WHAT IS EXPECTED | From the records, pick out and copy each line containing "when".

TASK INPUTS |

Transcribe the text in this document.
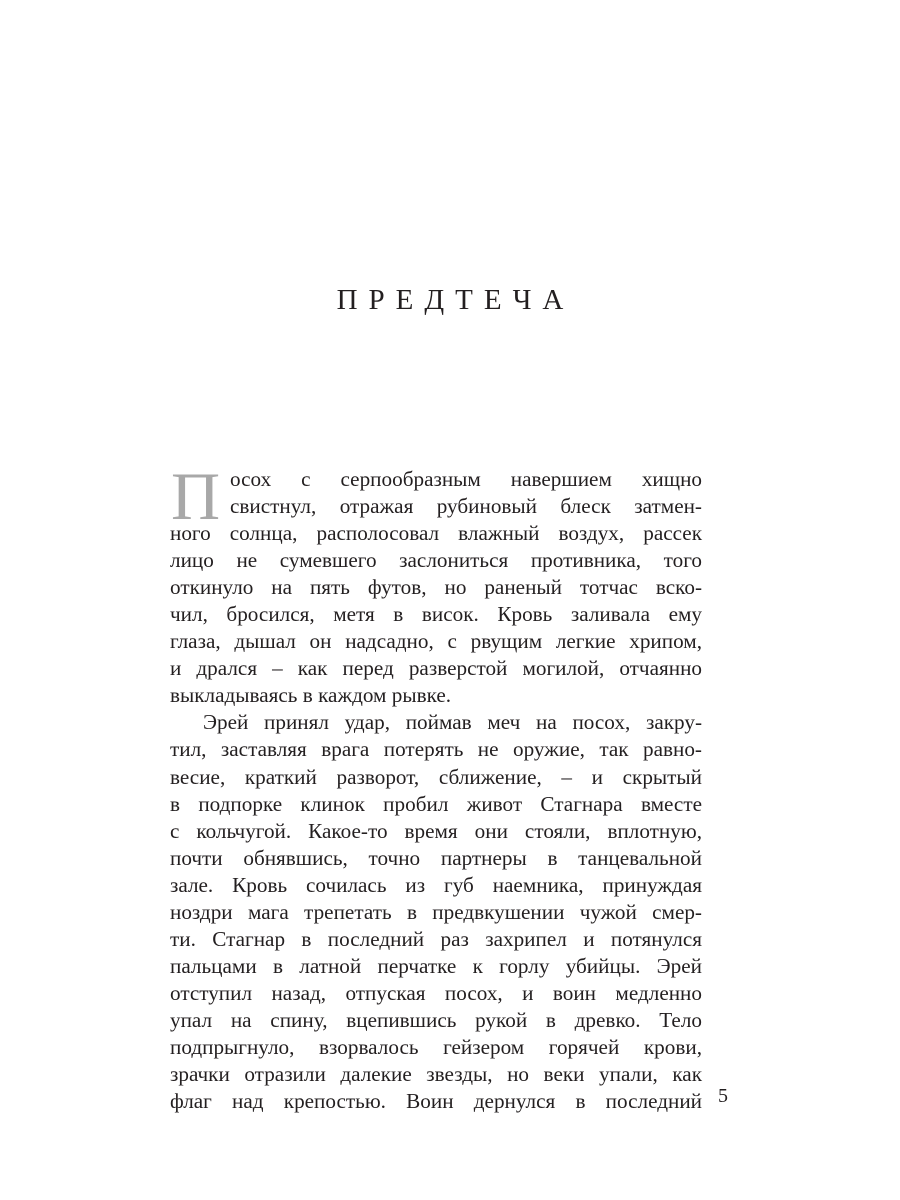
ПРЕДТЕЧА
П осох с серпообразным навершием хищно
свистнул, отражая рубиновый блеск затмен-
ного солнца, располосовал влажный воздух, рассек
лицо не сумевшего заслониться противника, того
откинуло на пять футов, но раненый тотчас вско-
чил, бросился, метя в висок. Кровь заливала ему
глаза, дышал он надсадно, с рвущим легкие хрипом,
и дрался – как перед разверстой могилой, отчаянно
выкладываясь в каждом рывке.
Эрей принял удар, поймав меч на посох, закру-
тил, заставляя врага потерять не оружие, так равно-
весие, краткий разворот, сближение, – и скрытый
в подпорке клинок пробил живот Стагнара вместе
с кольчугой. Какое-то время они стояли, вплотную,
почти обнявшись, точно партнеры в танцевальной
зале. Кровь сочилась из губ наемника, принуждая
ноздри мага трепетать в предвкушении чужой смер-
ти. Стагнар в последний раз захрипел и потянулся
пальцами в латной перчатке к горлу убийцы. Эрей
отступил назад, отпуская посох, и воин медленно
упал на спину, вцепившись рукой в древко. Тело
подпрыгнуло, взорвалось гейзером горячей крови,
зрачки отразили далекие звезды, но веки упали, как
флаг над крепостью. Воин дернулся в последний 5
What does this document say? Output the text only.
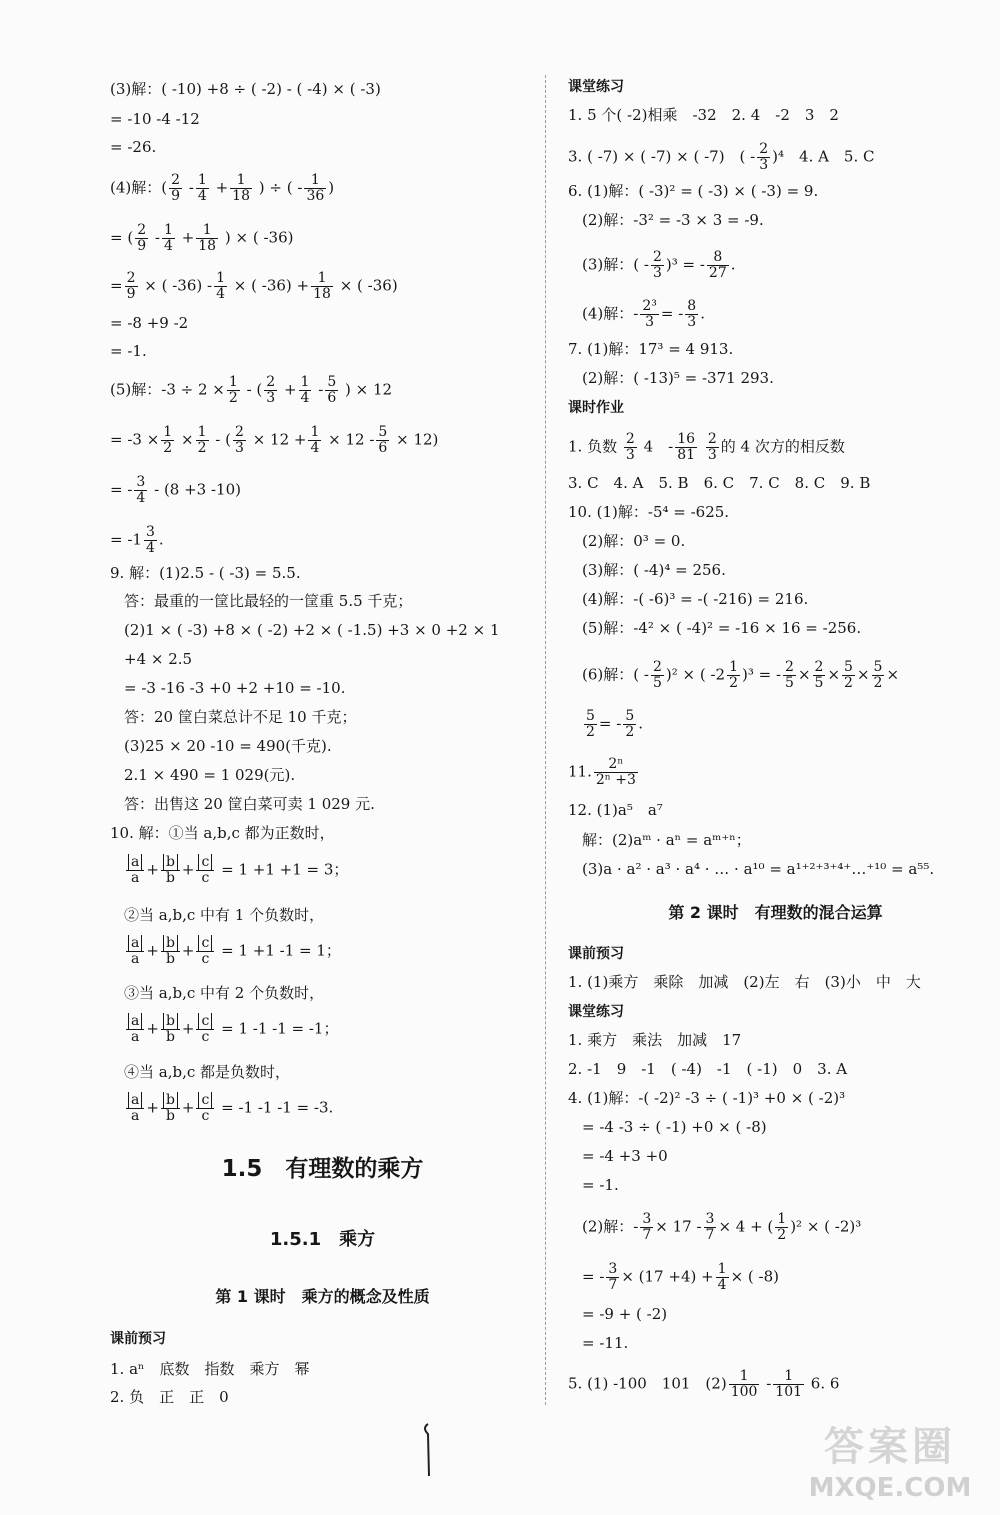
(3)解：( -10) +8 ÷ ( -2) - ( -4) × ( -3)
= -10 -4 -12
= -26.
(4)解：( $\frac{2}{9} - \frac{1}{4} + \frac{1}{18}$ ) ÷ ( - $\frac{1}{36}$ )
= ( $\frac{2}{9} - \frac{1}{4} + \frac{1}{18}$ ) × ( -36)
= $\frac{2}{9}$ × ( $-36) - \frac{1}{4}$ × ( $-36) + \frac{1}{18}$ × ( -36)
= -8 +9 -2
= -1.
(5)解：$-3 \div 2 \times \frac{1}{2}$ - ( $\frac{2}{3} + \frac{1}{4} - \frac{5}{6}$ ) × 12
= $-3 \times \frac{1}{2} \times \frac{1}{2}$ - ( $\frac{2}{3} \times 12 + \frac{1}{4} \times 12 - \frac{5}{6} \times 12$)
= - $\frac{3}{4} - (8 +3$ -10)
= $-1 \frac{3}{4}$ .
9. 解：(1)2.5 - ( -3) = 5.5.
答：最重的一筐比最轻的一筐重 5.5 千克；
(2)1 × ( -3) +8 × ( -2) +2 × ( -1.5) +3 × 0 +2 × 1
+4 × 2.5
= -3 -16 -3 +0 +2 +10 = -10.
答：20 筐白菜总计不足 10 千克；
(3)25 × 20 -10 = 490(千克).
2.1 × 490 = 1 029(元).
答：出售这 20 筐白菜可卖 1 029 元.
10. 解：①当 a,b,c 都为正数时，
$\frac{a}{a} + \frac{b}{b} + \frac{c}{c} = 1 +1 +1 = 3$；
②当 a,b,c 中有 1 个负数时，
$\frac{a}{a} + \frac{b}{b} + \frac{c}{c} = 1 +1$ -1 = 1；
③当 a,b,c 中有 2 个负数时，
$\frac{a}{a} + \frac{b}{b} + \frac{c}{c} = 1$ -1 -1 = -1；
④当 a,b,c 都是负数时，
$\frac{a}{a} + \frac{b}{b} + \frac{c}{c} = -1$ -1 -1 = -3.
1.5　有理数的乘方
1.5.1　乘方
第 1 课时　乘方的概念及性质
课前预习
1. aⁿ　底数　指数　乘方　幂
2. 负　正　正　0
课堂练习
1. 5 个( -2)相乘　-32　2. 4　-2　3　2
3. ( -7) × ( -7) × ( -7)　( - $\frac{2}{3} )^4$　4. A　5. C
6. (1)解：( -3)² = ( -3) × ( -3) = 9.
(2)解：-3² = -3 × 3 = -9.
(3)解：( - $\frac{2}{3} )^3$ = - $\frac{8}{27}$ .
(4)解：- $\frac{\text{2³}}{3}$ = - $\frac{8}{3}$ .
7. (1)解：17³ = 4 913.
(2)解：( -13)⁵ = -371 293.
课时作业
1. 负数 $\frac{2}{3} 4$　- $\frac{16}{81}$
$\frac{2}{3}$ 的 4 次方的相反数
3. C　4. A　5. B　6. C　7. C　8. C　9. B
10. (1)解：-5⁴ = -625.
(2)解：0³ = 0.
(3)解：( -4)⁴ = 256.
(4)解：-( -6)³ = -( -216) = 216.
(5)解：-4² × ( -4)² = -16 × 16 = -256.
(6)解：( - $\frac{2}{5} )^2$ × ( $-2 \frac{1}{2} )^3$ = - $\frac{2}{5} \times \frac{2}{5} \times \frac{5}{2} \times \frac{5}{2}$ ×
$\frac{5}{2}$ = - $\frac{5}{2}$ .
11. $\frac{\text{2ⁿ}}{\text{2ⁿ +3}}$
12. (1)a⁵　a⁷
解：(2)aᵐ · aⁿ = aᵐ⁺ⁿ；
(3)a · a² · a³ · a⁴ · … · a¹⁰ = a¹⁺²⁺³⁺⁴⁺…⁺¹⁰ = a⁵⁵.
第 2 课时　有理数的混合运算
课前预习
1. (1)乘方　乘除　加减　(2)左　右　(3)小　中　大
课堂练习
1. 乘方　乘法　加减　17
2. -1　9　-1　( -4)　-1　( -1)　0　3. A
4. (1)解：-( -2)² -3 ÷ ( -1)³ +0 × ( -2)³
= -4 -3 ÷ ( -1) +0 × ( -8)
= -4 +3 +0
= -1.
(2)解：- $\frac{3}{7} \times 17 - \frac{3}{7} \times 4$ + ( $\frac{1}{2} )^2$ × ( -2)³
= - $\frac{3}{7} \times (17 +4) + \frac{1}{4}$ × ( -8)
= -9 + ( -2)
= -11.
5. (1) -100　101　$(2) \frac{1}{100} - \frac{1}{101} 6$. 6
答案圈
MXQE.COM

--

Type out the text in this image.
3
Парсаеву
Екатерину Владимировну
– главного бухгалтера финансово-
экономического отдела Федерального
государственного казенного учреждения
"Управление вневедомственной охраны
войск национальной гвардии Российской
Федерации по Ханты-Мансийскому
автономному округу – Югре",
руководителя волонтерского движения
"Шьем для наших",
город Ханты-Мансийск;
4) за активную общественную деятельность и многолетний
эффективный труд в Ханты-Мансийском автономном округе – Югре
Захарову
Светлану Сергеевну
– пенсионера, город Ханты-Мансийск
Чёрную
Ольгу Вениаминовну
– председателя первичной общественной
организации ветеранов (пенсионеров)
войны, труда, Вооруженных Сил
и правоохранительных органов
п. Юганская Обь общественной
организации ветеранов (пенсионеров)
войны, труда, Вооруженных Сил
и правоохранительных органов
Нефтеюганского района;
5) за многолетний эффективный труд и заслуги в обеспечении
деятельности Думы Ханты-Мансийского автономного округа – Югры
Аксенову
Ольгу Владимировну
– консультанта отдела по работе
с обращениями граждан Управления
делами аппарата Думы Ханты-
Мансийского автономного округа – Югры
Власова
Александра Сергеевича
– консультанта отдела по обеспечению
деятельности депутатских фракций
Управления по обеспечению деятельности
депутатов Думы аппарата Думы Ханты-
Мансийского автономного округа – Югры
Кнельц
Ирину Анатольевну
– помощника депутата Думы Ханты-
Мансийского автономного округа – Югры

...

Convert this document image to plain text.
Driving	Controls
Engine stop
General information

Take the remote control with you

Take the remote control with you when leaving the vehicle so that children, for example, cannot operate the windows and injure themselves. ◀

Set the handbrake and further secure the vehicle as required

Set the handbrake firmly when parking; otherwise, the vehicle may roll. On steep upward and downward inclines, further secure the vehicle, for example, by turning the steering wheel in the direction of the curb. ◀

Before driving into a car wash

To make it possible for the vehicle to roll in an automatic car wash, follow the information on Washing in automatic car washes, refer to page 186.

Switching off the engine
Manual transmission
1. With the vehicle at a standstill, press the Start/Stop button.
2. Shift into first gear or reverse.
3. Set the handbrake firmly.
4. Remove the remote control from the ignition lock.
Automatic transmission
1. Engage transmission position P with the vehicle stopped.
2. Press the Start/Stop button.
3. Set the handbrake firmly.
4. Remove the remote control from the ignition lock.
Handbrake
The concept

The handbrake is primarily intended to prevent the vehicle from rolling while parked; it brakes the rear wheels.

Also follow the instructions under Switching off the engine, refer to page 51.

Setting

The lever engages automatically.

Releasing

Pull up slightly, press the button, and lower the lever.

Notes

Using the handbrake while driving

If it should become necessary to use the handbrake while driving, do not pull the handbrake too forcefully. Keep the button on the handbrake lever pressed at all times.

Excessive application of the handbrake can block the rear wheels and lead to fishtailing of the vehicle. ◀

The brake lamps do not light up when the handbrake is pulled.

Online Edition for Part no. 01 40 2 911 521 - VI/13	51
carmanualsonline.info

RESPONSE FOR THIS EXERCISE |
Take the remote control with you when leaving the vehicle so that children, for example, cannot operate the windows and injure themselves. ◀
Set the handbrake firmly when parking; otherwise, the vehicle may roll. On steep upward and downward inclines, further secure the vehicle, for example, by turning the steering wheel in the direction of the curb. ◀
The brake lamps do not light up when the handbrake is pulled.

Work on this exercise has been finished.